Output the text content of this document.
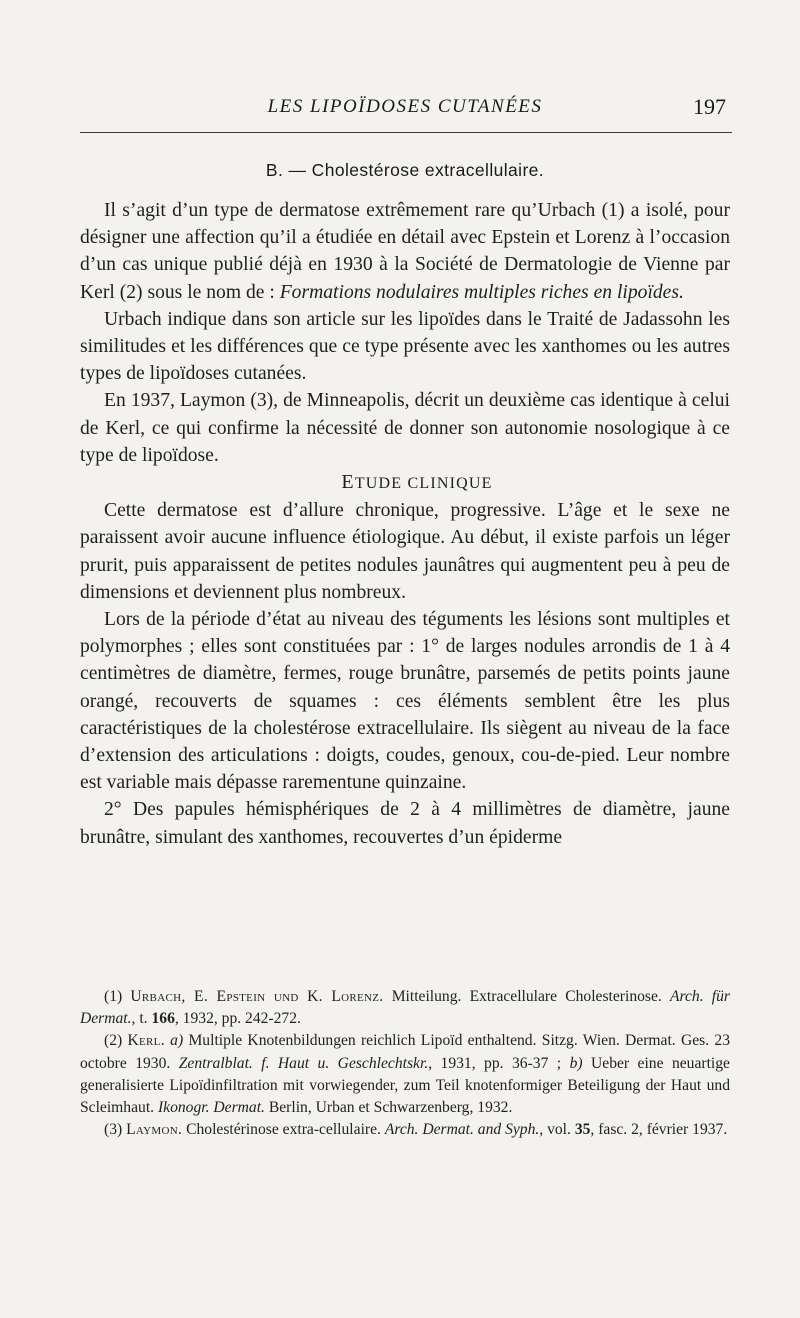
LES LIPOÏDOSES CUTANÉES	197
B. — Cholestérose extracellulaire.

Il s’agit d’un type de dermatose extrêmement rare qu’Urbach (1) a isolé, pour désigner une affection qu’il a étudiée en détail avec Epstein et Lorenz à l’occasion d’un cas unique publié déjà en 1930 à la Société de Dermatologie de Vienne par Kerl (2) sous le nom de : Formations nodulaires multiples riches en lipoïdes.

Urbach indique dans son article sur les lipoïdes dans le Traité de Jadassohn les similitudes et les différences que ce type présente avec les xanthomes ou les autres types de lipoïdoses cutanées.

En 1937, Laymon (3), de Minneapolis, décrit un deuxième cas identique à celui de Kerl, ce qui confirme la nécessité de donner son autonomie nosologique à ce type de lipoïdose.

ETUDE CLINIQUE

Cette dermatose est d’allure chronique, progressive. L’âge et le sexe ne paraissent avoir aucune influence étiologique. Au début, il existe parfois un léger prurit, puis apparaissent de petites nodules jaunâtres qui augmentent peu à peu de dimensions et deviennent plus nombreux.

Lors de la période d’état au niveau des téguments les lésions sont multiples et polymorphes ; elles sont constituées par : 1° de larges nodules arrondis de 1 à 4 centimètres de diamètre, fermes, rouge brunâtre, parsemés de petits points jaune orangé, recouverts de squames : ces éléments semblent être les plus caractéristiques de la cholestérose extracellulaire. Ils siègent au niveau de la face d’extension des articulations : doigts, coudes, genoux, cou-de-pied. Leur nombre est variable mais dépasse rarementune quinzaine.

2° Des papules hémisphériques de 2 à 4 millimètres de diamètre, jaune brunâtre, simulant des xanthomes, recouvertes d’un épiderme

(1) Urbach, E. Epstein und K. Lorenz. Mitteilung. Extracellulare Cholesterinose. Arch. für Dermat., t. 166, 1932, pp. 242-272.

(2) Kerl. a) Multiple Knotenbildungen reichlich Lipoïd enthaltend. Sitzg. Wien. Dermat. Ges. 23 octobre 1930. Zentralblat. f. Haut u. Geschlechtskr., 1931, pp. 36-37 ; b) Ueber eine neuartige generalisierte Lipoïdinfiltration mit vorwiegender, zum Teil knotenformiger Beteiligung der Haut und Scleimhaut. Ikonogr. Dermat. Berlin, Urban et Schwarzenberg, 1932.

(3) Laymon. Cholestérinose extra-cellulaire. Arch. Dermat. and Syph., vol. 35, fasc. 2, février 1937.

======

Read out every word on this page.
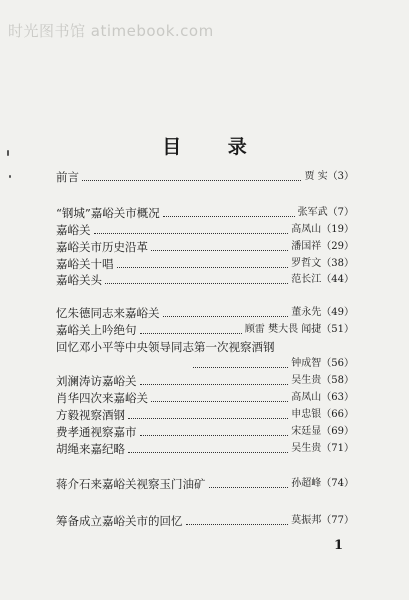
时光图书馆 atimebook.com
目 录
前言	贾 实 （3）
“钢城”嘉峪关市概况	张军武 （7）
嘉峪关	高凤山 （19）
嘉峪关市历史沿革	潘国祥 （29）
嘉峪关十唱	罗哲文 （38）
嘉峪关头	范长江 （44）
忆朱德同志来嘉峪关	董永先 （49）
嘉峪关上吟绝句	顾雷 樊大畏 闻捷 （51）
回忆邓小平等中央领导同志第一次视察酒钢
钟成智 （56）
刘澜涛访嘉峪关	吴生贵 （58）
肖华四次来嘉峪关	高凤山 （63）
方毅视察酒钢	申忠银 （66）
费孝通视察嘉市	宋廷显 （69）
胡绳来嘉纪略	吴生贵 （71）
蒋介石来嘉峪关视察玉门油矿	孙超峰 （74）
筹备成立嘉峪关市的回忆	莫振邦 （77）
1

======

● WRITTEN TASK:
Give only the count of lines in this material that contain the string "Epstein".

● TASK SOLUTION:
2